=== Given data ===
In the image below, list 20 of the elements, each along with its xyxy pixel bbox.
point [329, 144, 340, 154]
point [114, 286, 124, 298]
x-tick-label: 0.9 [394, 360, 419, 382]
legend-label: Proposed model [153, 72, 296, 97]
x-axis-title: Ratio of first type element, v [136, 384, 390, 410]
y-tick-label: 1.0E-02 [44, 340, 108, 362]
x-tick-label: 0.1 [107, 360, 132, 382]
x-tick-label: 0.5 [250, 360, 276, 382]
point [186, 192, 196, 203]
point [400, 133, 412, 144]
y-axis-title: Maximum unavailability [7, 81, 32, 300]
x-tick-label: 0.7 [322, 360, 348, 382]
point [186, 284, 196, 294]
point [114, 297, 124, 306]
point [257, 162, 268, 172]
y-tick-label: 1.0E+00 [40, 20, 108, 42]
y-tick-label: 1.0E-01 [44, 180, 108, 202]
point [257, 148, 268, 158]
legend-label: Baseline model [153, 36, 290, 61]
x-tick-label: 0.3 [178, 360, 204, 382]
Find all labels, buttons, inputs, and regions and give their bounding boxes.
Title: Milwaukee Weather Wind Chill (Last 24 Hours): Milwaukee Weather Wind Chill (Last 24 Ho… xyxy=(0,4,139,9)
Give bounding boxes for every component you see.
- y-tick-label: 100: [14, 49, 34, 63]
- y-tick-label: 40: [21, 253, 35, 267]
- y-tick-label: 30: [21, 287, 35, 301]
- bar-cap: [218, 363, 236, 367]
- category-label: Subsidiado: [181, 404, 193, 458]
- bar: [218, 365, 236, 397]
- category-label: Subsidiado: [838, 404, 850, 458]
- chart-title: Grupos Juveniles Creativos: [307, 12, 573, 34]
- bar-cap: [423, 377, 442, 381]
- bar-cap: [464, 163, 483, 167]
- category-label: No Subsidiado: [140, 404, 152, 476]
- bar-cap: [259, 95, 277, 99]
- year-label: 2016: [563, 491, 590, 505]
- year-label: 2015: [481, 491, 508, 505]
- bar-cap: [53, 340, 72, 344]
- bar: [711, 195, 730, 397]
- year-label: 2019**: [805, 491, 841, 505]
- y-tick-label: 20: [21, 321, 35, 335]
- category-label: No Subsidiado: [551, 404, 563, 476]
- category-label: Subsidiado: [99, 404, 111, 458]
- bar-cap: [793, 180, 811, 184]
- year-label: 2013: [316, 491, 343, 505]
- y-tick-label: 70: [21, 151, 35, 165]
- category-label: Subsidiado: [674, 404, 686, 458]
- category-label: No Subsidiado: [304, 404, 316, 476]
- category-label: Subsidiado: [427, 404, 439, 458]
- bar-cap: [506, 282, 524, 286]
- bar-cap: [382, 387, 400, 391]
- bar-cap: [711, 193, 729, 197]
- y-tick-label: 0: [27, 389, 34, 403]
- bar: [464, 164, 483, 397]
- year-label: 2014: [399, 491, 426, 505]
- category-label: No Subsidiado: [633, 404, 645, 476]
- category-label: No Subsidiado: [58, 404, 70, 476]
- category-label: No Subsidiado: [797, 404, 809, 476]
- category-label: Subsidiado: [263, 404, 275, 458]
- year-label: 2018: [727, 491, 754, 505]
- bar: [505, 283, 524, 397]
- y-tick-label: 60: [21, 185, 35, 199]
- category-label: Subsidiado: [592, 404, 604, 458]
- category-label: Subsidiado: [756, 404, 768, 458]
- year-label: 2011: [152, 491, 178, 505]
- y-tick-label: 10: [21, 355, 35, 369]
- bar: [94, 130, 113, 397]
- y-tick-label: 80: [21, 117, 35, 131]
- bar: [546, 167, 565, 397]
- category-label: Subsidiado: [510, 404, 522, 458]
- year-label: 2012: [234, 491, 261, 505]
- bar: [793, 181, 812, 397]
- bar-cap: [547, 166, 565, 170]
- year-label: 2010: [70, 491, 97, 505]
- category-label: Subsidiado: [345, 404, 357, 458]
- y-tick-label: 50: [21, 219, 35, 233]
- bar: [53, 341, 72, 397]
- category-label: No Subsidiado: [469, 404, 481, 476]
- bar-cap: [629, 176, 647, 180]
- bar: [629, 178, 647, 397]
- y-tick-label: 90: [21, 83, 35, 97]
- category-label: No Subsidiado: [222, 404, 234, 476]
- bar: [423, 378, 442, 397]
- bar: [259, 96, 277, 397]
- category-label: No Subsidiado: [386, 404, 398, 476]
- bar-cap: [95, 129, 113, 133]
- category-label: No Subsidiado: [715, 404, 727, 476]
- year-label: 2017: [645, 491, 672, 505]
===
=== Given data ===
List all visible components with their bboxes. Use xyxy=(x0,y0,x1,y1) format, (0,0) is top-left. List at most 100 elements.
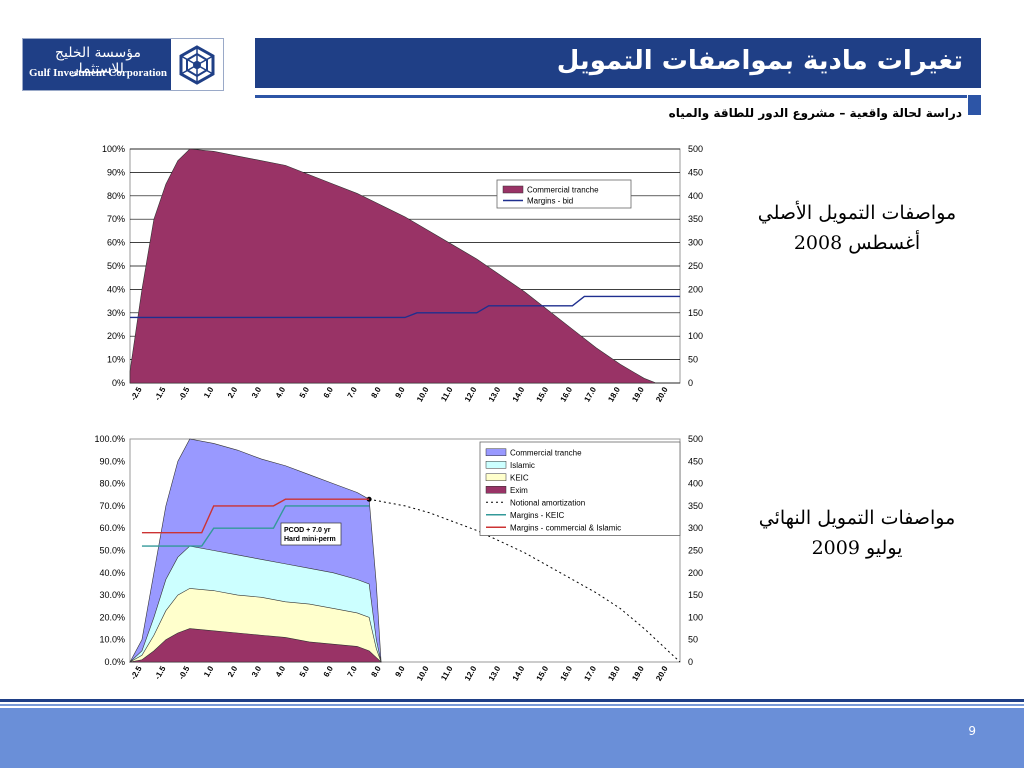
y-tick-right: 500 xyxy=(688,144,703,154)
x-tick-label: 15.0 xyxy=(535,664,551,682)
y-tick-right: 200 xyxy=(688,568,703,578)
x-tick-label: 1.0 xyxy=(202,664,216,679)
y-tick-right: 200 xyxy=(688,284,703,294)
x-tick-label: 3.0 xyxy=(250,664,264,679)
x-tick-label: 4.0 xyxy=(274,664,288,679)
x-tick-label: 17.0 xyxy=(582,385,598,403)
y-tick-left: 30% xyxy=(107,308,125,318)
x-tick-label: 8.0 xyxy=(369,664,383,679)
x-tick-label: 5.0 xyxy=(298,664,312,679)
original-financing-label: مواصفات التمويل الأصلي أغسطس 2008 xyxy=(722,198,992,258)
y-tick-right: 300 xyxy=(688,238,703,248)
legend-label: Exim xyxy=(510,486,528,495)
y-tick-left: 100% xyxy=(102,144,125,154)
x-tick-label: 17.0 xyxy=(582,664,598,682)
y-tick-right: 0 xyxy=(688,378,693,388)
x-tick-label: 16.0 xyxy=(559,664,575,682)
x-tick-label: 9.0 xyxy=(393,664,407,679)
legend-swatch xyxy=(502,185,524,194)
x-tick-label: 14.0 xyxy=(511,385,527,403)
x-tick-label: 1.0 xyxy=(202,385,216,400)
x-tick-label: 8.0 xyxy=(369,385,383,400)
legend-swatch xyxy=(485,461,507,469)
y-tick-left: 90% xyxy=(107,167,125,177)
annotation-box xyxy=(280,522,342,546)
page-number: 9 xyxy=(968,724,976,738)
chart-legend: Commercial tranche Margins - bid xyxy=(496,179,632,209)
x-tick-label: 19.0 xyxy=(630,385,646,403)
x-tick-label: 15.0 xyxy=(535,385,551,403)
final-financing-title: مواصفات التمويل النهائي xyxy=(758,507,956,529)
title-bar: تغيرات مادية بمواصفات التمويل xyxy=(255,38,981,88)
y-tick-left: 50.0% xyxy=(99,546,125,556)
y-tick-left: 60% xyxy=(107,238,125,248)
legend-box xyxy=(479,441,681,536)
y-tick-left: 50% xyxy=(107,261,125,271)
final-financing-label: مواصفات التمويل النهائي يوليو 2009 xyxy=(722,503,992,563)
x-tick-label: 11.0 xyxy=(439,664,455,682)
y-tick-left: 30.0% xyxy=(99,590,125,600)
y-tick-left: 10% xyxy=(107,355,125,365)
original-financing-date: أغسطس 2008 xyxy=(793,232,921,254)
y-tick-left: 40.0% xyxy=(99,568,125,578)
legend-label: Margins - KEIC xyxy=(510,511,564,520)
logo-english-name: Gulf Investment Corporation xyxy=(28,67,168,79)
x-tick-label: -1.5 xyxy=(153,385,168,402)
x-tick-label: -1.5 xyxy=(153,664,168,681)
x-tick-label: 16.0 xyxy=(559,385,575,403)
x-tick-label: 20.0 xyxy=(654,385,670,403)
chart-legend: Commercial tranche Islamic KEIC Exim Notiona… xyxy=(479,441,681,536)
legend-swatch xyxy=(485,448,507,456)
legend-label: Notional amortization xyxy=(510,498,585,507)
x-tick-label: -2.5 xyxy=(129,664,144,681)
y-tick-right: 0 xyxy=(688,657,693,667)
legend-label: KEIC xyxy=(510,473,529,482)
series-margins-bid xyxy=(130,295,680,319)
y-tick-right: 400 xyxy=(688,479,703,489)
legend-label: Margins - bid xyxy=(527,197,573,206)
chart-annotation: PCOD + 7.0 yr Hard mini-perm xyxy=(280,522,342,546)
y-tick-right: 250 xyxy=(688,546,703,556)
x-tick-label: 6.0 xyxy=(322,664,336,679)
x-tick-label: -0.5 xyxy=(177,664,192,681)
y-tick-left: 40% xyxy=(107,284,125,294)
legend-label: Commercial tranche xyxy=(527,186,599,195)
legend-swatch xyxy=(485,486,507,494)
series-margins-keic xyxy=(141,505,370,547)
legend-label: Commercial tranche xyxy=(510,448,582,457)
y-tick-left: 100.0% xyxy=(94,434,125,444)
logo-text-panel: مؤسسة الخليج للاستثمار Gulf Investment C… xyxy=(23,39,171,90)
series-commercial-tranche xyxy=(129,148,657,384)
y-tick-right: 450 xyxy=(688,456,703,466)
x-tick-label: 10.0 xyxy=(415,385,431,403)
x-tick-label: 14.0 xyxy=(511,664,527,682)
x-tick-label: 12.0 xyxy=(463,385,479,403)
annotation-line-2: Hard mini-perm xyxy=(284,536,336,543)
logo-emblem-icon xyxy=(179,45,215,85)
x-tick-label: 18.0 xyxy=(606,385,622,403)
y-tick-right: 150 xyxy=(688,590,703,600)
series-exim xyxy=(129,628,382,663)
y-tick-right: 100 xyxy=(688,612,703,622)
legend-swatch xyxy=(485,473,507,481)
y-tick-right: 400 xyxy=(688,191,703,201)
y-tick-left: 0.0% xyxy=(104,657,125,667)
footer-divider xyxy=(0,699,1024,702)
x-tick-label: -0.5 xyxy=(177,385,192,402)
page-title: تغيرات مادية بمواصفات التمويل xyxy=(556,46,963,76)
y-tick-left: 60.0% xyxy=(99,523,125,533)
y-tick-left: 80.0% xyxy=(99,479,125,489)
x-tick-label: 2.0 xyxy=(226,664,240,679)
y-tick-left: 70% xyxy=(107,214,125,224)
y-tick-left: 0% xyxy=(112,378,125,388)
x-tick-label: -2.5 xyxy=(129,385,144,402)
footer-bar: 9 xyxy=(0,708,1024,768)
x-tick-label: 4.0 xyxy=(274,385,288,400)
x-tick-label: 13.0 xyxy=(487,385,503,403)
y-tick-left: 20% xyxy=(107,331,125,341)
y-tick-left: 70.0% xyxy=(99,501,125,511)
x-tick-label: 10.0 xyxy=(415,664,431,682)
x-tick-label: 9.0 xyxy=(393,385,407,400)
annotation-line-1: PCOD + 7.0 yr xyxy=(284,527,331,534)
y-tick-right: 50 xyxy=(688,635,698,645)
===
Task statement: Output as a JSON list of strings the rows from the one containing "y-tick-right: 500 xyxy=(688,144,703,154)" through the one containing "x-tick-label: 5.0 xyxy=(298,664,312,679)", both included. Make each row its own string and leave out blank lines.

Solution to the exercise:
[
  "y-tick-right: 500 xyxy=(688,144,703,154)",
  "x-tick-label: 15.0 xyxy=(535,664,551,682)",
  "y-tick-right: 200 xyxy=(688,568,703,578)",
  "x-tick-label: 1.0 xyxy=(202,664,216,679)",
  "y-tick-right: 200 xyxy=(688,284,703,294)",
  "x-tick-label: 3.0 xyxy=(250,664,264,679)",
  "x-tick-label: 4.0 xyxy=(274,664,288,679)",
  "x-tick-label: 17.0 xyxy=(582,385,598,403)",
  "y-tick-left: 30% xyxy=(107,308,125,318)",
  "x-tick-label: 8.0 xyxy=(369,664,383,679)",
  "x-tick-label: 5.0 xyxy=(298,664,312,679)"
]